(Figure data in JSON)

....................

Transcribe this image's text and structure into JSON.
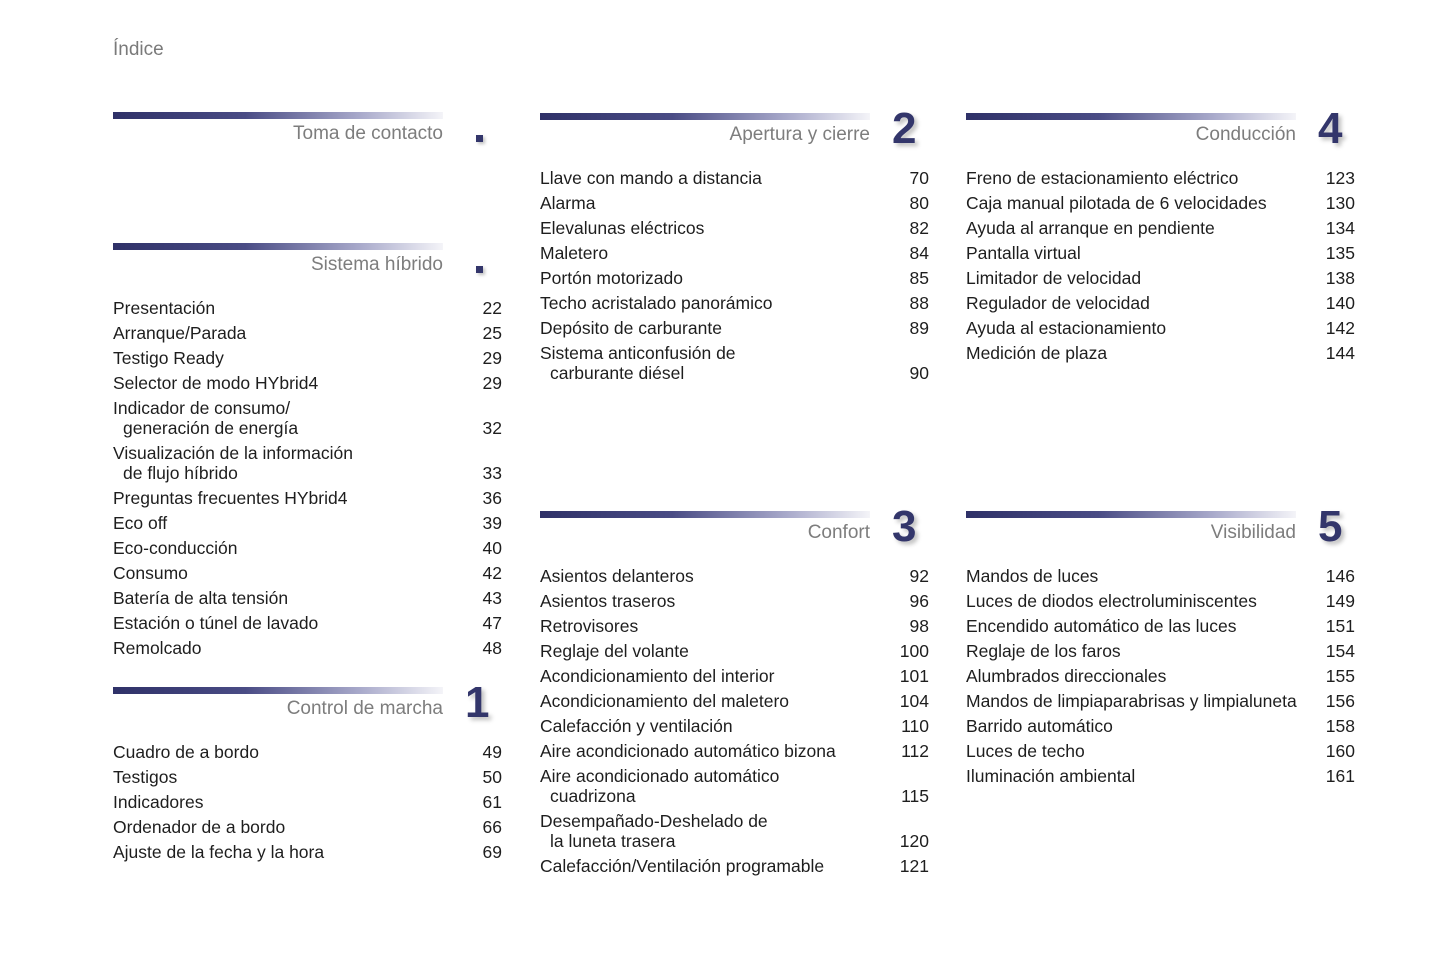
{
  "page_title": "Índice",
  "accent_color": "#33366b",
  "sections": [
    {
      "id": "toma",
      "title": "Toma de contacto",
      "marker": "square",
      "items": []
    },
    {
      "id": "hibrido",
      "title": "Sistema híbrido",
      "marker": "square",
      "items": [
        {
          "lines": [
            "Presentación"
          ],
          "page": "22"
        },
        {
          "lines": [
            "Arranque/Parada"
          ],
          "page": "25"
        },
        {
          "lines": [
            "Testigo Ready"
          ],
          "page": "29"
        },
        {
          "lines": [
            "Selector de modo HYbrid4"
          ],
          "page": "29"
        },
        {
          "lines": [
            "Indicador de consumo/",
            "generación de energía"
          ],
          "page": "32"
        },
        {
          "lines": [
            "Visualización de la información",
            "de flujo híbrido"
          ],
          "page": "33"
        },
        {
          "lines": [
            "Preguntas frecuentes HYbrid4"
          ],
          "page": "36"
        },
        {
          "lines": [
            "Eco off"
          ],
          "page": "39"
        },
        {
          "lines": [
            "Eco-conducción"
          ],
          "page": "40"
        },
        {
          "lines": [
            "Consumo"
          ],
          "page": "42"
        },
        {
          "lines": [
            "Batería de alta tensión"
          ],
          "page": "43"
        },
        {
          "lines": [
            "Estación o túnel de lavado"
          ],
          "page": "47"
        },
        {
          "lines": [
            "Remolcado"
          ],
          "page": "48"
        }
      ]
    },
    {
      "id": "marcha",
      "title": "Control de marcha",
      "marker": "1",
      "items": [
        {
          "lines": [
            "Cuadro de a bordo"
          ],
          "page": "49"
        },
        {
          "lines": [
            "Testigos"
          ],
          "page": "50"
        },
        {
          "lines": [
            "Indicadores"
          ],
          "page": "61"
        },
        {
          "lines": [
            "Ordenador de a bordo"
          ],
          "page": "66"
        },
        {
          "lines": [
            "Ajuste de la fecha y la hora"
          ],
          "page": "69"
        }
      ]
    },
    {
      "id": "apertura",
      "title": "Apertura y cierre",
      "marker": "2",
      "items": [
        {
          "lines": [
            "Llave con mando a distancia"
          ],
          "page": "70"
        },
        {
          "lines": [
            "Alarma"
          ],
          "page": "80"
        },
        {
          "lines": [
            "Elevalunas eléctricos"
          ],
          "page": "82"
        },
        {
          "lines": [
            "Maletero"
          ],
          "page": "84"
        },
        {
          "lines": [
            "Portón motorizado"
          ],
          "page": "85"
        },
        {
          "lines": [
            "Techo acristalado panorámico"
          ],
          "page": "88"
        },
        {
          "lines": [
            "Depósito de carburante"
          ],
          "page": "89"
        },
        {
          "lines": [
            "Sistema anticonfusión de",
            "carburante diésel"
          ],
          "page": "90"
        }
      ]
    },
    {
      "id": "confort",
      "title": "Confort",
      "marker": "3",
      "items": [
        {
          "lines": [
            "Asientos delanteros"
          ],
          "page": "92"
        },
        {
          "lines": [
            "Asientos traseros"
          ],
          "page": "96"
        },
        {
          "lines": [
            "Retrovisores"
          ],
          "page": "98"
        },
        {
          "lines": [
            "Reglaje del volante"
          ],
          "page": "100"
        },
        {
          "lines": [
            "Acondicionamiento del interior"
          ],
          "page": "101"
        },
        {
          "lines": [
            "Acondicionamiento del maletero"
          ],
          "page": "104"
        },
        {
          "lines": [
            "Calefacción y ventilación"
          ],
          "page": "110"
        },
        {
          "lines": [
            "Aire acondicionado automático bizona"
          ],
          "page": "112"
        },
        {
          "lines": [
            "Aire acondicionado automático",
            "cuadrizona"
          ],
          "page": "115"
        },
        {
          "lines": [
            "Desempañado-Deshelado de",
            "la luneta trasera"
          ],
          "page": "120"
        },
        {
          "lines": [
            "Calefacción/Ventilación programable"
          ],
          "page": "121"
        }
      ]
    },
    {
      "id": "conduccion",
      "title": "Conducción",
      "marker": "4",
      "items": [
        {
          "lines": [
            "Freno de estacionamiento eléctrico"
          ],
          "page": "123"
        },
        {
          "lines": [
            "Caja manual pilotada de 6 velocidades"
          ],
          "page": "130"
        },
        {
          "lines": [
            "Ayuda al arranque en pendiente"
          ],
          "page": "134"
        },
        {
          "lines": [
            "Pantalla virtual"
          ],
          "page": "135"
        },
        {
          "lines": [
            "Limitador de velocidad"
          ],
          "page": "138"
        },
        {
          "lines": [
            "Regulador de velocidad"
          ],
          "page": "140"
        },
        {
          "lines": [
            "Ayuda al estacionamiento"
          ],
          "page": "142"
        },
        {
          "lines": [
            "Medición de plaza"
          ],
          "page": "144"
        }
      ]
    },
    {
      "id": "visibilidad",
      "title": "Visibilidad",
      "marker": "5",
      "items": [
        {
          "lines": [
            "Mandos de luces"
          ],
          "page": "146"
        },
        {
          "lines": [
            "Luces de diodos electroluminiscentes"
          ],
          "page": "149"
        },
        {
          "lines": [
            "Encendido automático de las luces"
          ],
          "page": "151"
        },
        {
          "lines": [
            "Reglaje de los faros"
          ],
          "page": "154"
        },
        {
          "lines": [
            "Alumbrados direccionales"
          ],
          "page": "155"
        },
        {
          "lines": [
            "Mandos de limpiaparabrisas y limpialuneta"
          ],
          "page": "156"
        },
        {
          "lines": [
            "Barrido automático"
          ],
          "page": "158"
        },
        {
          "lines": [
            "Luces de techo"
          ],
          "page": "160"
        },
        {
          "lines": [
            "Iluminación ambiental"
          ],
          "page": "161"
        }
      ]
    }
  ]
}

....................

= Task description =
Going through the lines above one by one, tally those with the word "marker" and give only the total.

= Response to this task =
7